[start Items]
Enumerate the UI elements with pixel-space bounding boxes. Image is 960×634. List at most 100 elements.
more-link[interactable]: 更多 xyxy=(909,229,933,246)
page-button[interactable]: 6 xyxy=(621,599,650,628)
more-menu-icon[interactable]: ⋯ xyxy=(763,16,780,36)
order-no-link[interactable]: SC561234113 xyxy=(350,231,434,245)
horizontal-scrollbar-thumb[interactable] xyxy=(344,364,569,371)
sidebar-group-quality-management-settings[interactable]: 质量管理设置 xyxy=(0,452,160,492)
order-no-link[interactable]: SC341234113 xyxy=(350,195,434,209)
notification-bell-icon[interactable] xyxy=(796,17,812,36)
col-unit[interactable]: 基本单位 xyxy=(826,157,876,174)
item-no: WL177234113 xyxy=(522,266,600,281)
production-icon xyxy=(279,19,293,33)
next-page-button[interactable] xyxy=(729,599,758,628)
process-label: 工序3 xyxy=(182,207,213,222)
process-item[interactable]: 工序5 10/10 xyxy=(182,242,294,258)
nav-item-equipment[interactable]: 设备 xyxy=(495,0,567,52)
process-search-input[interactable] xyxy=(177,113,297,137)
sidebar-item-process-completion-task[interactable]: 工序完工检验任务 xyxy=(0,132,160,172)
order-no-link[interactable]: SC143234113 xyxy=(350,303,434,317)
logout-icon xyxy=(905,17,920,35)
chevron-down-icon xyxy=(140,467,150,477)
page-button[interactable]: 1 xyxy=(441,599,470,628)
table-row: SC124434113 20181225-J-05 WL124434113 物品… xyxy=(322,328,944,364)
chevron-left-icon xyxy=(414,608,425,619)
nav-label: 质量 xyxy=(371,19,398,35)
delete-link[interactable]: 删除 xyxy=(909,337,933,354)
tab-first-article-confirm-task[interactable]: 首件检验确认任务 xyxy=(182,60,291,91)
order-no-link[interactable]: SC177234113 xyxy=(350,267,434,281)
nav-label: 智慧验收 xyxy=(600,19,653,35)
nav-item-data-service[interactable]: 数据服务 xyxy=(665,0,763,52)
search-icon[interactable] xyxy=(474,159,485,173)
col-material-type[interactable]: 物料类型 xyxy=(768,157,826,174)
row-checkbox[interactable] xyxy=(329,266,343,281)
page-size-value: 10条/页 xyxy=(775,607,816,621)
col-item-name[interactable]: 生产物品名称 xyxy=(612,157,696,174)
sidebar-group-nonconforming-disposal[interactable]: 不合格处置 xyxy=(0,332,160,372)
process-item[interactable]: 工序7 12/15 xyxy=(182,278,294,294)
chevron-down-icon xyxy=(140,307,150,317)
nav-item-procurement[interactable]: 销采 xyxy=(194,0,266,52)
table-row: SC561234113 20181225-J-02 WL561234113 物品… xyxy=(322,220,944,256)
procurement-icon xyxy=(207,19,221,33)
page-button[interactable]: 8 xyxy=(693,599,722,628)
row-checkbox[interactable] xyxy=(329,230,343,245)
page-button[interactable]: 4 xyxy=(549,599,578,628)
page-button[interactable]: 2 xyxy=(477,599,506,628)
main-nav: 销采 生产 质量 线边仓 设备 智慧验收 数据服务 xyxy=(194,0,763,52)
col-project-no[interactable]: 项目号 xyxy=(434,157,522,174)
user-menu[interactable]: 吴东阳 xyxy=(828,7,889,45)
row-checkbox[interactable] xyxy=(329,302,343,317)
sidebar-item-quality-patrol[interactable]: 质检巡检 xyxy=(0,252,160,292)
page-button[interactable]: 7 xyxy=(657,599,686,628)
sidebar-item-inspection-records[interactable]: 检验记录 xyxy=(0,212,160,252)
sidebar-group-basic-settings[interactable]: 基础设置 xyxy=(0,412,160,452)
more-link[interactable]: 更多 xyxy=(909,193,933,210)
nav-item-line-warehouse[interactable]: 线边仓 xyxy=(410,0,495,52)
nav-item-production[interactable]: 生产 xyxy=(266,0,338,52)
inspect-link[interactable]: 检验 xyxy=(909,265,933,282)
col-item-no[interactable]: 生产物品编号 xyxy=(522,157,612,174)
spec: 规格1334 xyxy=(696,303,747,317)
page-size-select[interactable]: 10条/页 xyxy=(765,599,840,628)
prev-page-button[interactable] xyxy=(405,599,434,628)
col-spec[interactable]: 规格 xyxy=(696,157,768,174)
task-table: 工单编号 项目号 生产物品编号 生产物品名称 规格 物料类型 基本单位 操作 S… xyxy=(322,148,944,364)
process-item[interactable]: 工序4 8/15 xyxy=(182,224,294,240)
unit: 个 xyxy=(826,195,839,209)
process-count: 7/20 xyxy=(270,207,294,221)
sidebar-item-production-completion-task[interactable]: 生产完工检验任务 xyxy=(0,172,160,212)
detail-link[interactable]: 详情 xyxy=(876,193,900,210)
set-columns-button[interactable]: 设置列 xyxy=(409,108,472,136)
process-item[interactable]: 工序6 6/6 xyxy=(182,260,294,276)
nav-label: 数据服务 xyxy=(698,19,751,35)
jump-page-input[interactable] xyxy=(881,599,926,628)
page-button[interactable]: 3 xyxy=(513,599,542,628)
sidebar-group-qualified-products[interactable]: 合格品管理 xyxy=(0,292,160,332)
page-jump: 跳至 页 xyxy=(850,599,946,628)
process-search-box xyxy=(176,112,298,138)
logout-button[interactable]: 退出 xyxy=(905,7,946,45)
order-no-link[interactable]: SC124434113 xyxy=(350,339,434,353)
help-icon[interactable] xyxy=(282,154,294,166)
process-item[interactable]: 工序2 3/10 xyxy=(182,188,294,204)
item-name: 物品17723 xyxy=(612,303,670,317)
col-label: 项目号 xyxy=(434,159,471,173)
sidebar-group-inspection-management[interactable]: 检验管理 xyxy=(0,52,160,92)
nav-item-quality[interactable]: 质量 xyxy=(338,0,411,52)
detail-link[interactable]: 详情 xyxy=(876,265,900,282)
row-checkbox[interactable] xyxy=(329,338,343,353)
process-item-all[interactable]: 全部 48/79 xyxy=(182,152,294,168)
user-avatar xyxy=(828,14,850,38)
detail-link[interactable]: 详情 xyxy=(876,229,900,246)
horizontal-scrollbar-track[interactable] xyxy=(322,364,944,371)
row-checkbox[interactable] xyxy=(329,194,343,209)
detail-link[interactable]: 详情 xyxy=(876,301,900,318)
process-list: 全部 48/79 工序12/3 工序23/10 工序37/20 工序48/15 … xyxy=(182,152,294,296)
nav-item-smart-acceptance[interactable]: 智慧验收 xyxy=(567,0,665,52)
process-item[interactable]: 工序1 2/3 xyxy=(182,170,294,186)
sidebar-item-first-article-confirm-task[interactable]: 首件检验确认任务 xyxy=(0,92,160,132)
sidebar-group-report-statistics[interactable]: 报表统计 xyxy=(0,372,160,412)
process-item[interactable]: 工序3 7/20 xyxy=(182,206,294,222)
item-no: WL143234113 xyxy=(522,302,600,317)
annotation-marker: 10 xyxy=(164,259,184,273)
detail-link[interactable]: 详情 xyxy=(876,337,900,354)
[end Items]
● **Your task**
Identify every line in the entries above that contains the string "生产物品名称" and copy each of those lines.

● **Final result**
col-item-name[interactable]: 生产物品名称 xyxy=(612,157,696,174)
task-table: 工单编号 项目号 生产物品编号 生产物品名称 规格 物料类型 基本单位 操作 S… xyxy=(322,148,944,364)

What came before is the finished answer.